Short task – All of the material should be reproduced exactly, with pictures left out.
::: Data extract
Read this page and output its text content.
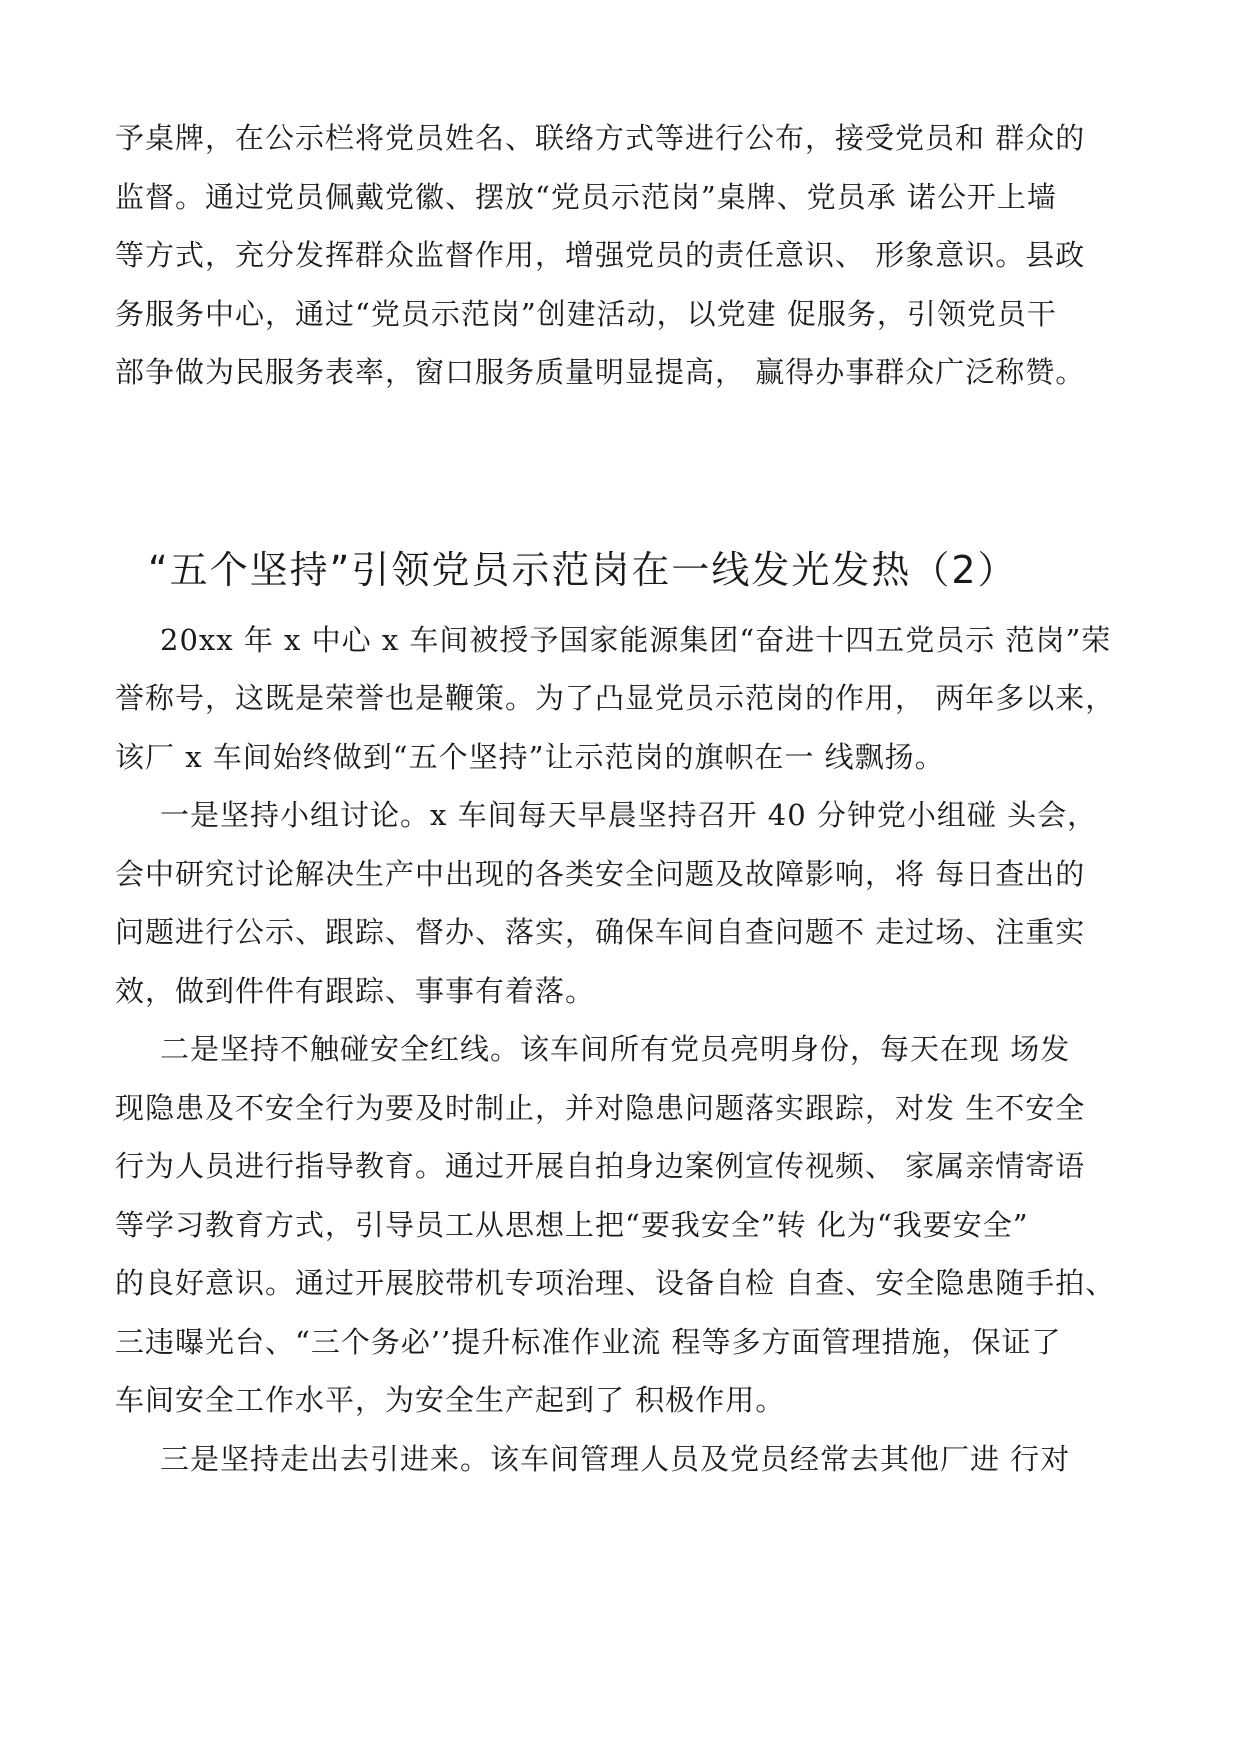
予桌牌，在公示栏将党员姓名、联络方式等进行公布，接受党员和 群众的
监督。通过党员佩戴党徽、摆放“党员示范岗”桌牌、党员承 诺公开上墙
等方式，充分发挥群众监督作用，增强党员的责任意识、 形象意识。县政
务服务中心，通过“党员示范岗”创建活动，以党建 促服务，引领党员干
部争做为民服务表率，窗口服务质量明显提高， 赢得办事群众广泛称赞。
“五个坚持”引领党员示范岗在一线发光发热（2）
20xx 年 x 中心 x 车间被授予国家能源集团“奋进十四五党员示 范岗”荣
誉称号，这既是荣誉也是鞭策。为了凸显党员示范岗的作用， 两年多以来，
该厂 x 车间始终做到“五个坚持”让示范岗的旗帜在一 线飘扬。
一是坚持小组讨论。x 车间每天早晨坚持召开 40 分钟党小组碰 头会，
会中研究讨论解决生产中出现的各类安全问题及故障影响，将 每日查出的
问题进行公示、跟踪、督办、落实，确保车间自查问题不 走过场、注重实
效，做到件件有跟踪、事事有着落。
二是坚持不触碰安全红线。该车间所有党员亮明身份，每天在现 场发
现隐患及不安全行为要及时制止，并对隐患问题落实跟踪，对发 生不安全
行为人员进行指导教育。通过开展自拍身边案例宣传视频、 家属亲情寄语
等学习教育方式，引导员工从思想上把“要我安全”转 化为“我要安全”
的良好意识。通过开展胶带机专项治理、设备自检 自查、安全隐患随手拍、
三违曝光台、“三个务必’’提升标准作业流 程等多方面管理措施，保证了
车间安全工作水平，为安全生产起到了 积极作用。
三是坚持走出去引进来。该车间管理人员及党员经常去其他厂进 行对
::::::
Reply to the exercise –
Read this page and output its text content.
予桌牌，在公示栏将党员姓名、联络方式等进行公布，接受党员和 群众的
监督。通过党员佩戴党徽、摆放“党员示范岗”桌牌、党员承 诺公开上墙
等方式，充分发挥群众监督作用，增强党员的责任意识、 形象意识。县政
务服务中心，通过“党员示范岗”创建活动，以党建 促服务，引领党员干
部争做为民服务表率，窗口服务质量明显提高， 赢得办事群众广泛称赞。
“五个坚持”引领党员示范岗在一线发光发热（2）
20xx 年 x 中心 x 车间被授予国家能源集团“奋进十四五党员示 范岗”荣
誉称号，这既是荣誉也是鞭策。为了凸显党员示范岗的作用， 两年多以来，
该厂 x 车间始终做到“五个坚持”让示范岗的旗帜在一 线飘扬。
一是坚持小组讨论。x 车间每天早晨坚持召开 40 分钟党小组碰 头会，
会中研究讨论解决生产中出现的各类安全问题及故障影响，将 每日查出的
问题进行公示、跟踪、督办、落实，确保车间自查问题不 走过场、注重实
效，做到件件有跟踪、事事有着落。
二是坚持不触碰安全红线。该车间所有党员亮明身份，每天在现 场发
现隐患及不安全行为要及时制止，并对隐患问题落实跟踪，对发 生不安全
行为人员进行指导教育。通过开展自拍身边案例宣传视频、 家属亲情寄语
等学习教育方式，引导员工从思想上把“要我安全”转 化为“我要安全”
的良好意识。通过开展胶带机专项治理、设备自检 自查、安全隐患随手拍、
三违曝光台、“三个务必’’提升标准作业流 程等多方面管理措施，保证了
车间安全工作水平，为安全生产起到了 积极作用。
三是坚持走出去引进来。该车间管理人员及党员经常去其他厂进 行对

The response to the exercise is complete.